* REQUIRED TASK:
Return every line below as is, leaving out the pictures.
>>>
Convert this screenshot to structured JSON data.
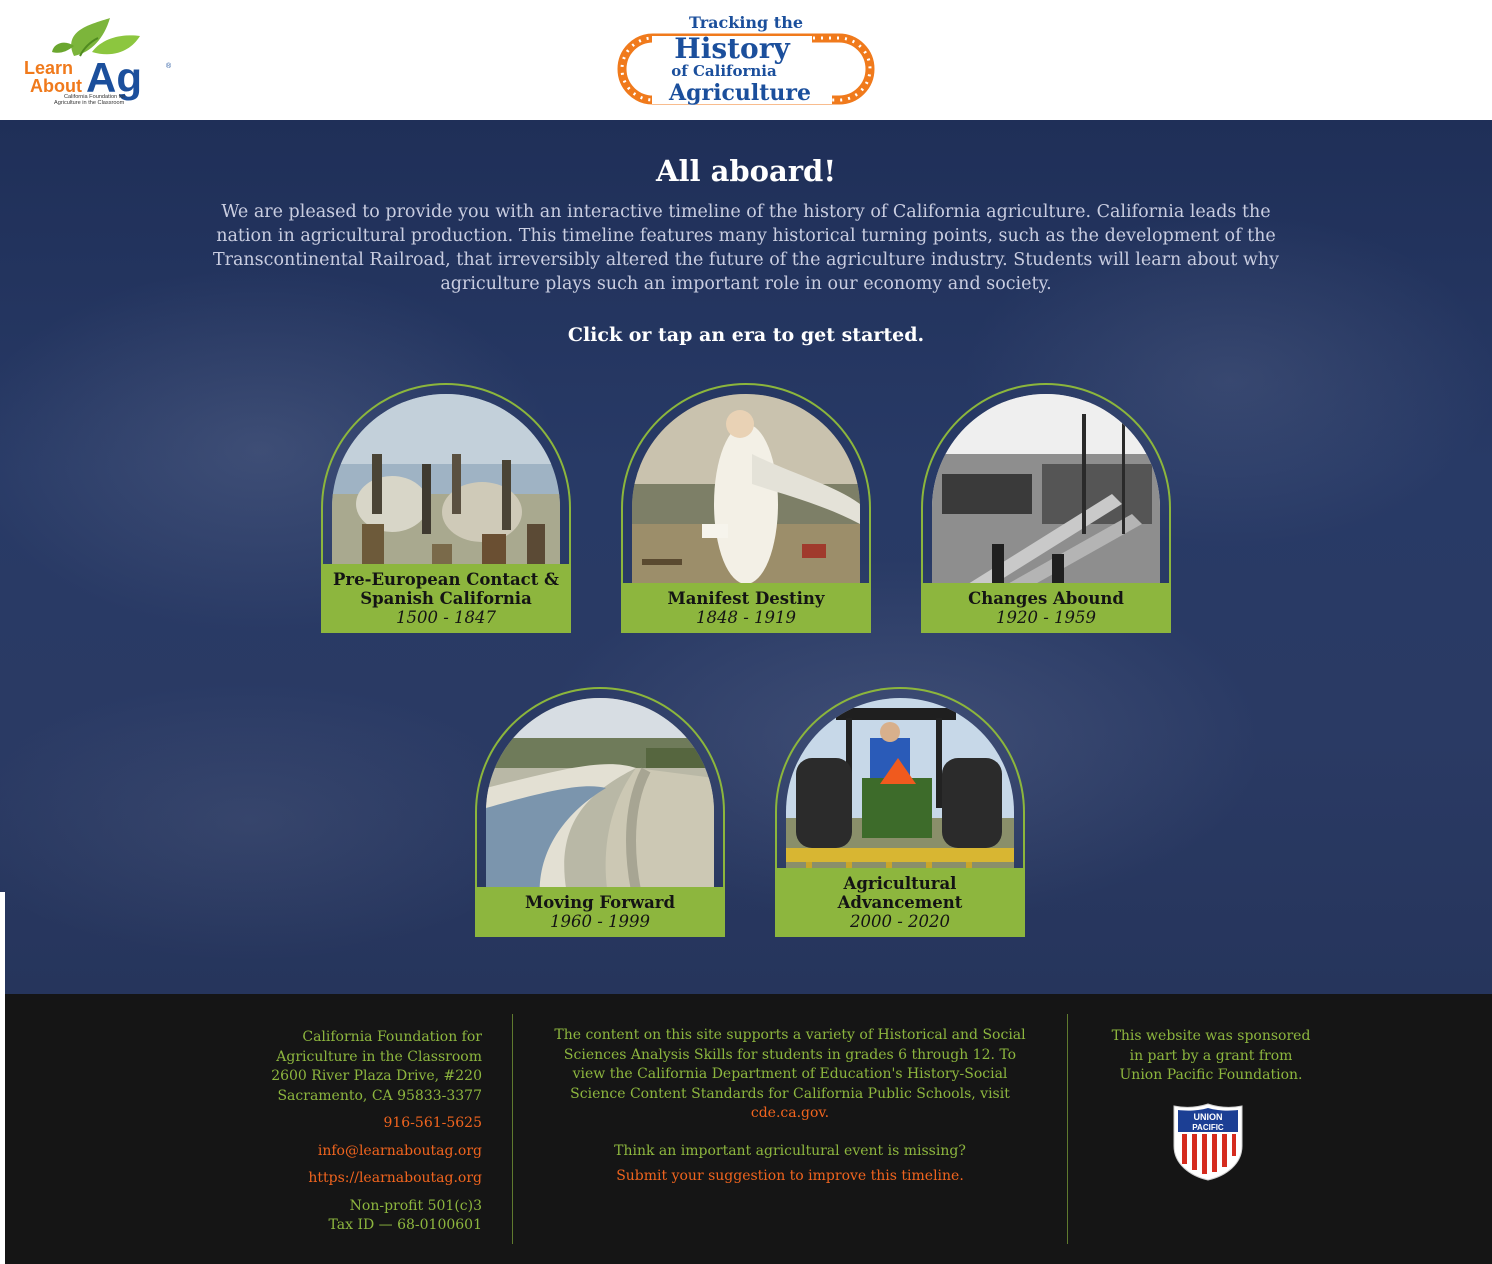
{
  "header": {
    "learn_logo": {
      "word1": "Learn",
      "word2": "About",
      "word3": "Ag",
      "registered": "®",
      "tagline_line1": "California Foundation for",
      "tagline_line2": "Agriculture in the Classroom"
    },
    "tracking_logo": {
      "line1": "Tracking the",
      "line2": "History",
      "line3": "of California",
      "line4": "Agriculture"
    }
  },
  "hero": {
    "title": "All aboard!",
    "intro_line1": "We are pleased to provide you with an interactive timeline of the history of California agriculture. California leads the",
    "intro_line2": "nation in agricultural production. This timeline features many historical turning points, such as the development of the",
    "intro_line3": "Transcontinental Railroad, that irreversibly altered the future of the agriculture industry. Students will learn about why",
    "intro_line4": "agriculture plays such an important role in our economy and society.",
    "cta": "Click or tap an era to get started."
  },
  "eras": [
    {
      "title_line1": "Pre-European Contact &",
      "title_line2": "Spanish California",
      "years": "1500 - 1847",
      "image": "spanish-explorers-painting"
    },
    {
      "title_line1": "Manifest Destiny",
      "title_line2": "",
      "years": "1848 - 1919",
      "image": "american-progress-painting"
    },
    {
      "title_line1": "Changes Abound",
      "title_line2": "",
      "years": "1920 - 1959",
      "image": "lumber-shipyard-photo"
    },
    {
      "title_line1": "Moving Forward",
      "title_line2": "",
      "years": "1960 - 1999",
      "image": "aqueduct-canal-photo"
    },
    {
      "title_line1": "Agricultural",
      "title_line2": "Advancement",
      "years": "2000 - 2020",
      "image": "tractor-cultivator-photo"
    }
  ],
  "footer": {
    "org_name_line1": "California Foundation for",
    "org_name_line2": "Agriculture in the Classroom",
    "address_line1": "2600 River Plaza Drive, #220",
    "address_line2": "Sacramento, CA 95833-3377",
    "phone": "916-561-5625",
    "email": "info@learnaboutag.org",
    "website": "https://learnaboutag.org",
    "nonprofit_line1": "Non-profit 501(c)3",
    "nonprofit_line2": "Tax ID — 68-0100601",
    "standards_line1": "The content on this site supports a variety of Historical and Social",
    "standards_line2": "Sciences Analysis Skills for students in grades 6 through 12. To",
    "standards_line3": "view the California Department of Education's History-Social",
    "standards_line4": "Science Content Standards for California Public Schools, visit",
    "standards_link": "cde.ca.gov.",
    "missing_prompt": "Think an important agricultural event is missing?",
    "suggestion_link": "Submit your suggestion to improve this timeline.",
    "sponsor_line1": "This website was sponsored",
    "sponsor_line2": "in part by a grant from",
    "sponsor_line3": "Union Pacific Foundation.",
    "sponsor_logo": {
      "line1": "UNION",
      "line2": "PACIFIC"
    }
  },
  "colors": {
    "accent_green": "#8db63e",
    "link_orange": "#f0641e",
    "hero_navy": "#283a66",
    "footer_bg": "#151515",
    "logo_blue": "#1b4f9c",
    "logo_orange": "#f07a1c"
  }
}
<<<
* EXERCISE RESULT:
Convert this screenshot to structured JSON data.
{
  "header": {
    "learn_logo": {
      "word1": "Learn",
      "word2": "About",
      "word3": "Ag",
      "registered": "®",
      "tagline_line1": "California Foundation for",
      "tagline_line2": "Agriculture in the Classroom"
    },
    "tracking_logo": {
      "line1": "Tracking the",
      "line2": "History",
      "line3": "of California",
      "line4": "Agriculture"
    }
  },
  "hero": {
    "title": "All aboard!",
    "intro_line1": "We are pleased to provide you with an interactive timeline of the history of California agriculture. California leads the",
    "intro_line2": "nation in agricultural production. This timeline features many historical turning points, such as the development of the",
    "intro_line3": "Transcontinental Railroad, that irreversibly altered the future of the agriculture industry. Students will learn about why",
    "intro_line4": "agriculture plays such an important role in our economy and society.",
    "cta": "Click or tap an era to get started."
  },
  "eras": [
    {
      "title_line1": "Pre-European Contact &",
      "title_line2": "Spanish California",
      "years": "1500 - 1847",
      "image": "spanish-explorers-painting"
    },
    {
      "title_line1": "Manifest Destiny",
      "title_line2": "",
      "years": "1848 - 1919",
      "image": "american-progress-painting"
    },
    {
      "title_line1": "Changes Abound",
      "title_line2": "",
      "years": "1920 - 1959",
      "image": "lumber-shipyard-photo"
    },
    {
      "title_line1": "Moving Forward",
      "title_line2": "",
      "years": "1960 - 1999",
      "image": "aqueduct-canal-photo"
    },
    {
      "title_line1": "Agricultural",
      "title_line2": "Advancement",
      "years": "2000 - 2020",
      "image": "tractor-cultivator-photo"
    }
  ],
  "footer": {
    "org_name_line1": "California Foundation for",
    "org_name_line2": "Agriculture in the Classroom",
    "address_line1": "2600 River Plaza Drive, #220",
    "address_line2": "Sacramento, CA 95833-3377",
    "phone": "916-561-5625",
    "email": "info@learnaboutag.org",
    "website": "https://learnaboutag.org",
    "nonprofit_line1": "Non-profit 501(c)3",
    "nonprofit_line2": "Tax ID — 68-0100601",
    "standards_line1": "The content on this site supports a variety of Historical and Social",
    "standards_line2": "Sciences Analysis Skills for students in grades 6 through 12. To",
    "standards_line3": "view the California Department of Education's History-Social",
    "standards_line4": "Science Content Standards for California Public Schools, visit",
    "standards_link": "cde.ca.gov.",
    "missing_prompt": "Think an important agricultural event is missing?",
    "suggestion_link": "Submit your suggestion to improve this timeline.",
    "sponsor_line1": "This website was sponsored",
    "sponsor_line2": "in part by a grant from",
    "sponsor_line3": "Union Pacific Foundation.",
    "sponsor_logo": {
      "line1": "UNION",
      "line2": "PACIFIC"
    }
  },
  "colors": {
    "accent_green": "#8db63e",
    "link_orange": "#f0641e",
    "hero_navy": "#283a66",
    "footer_bg": "#151515",
    "logo_blue": "#1b4f9c",
    "logo_orange": "#f07a1c"
  }
}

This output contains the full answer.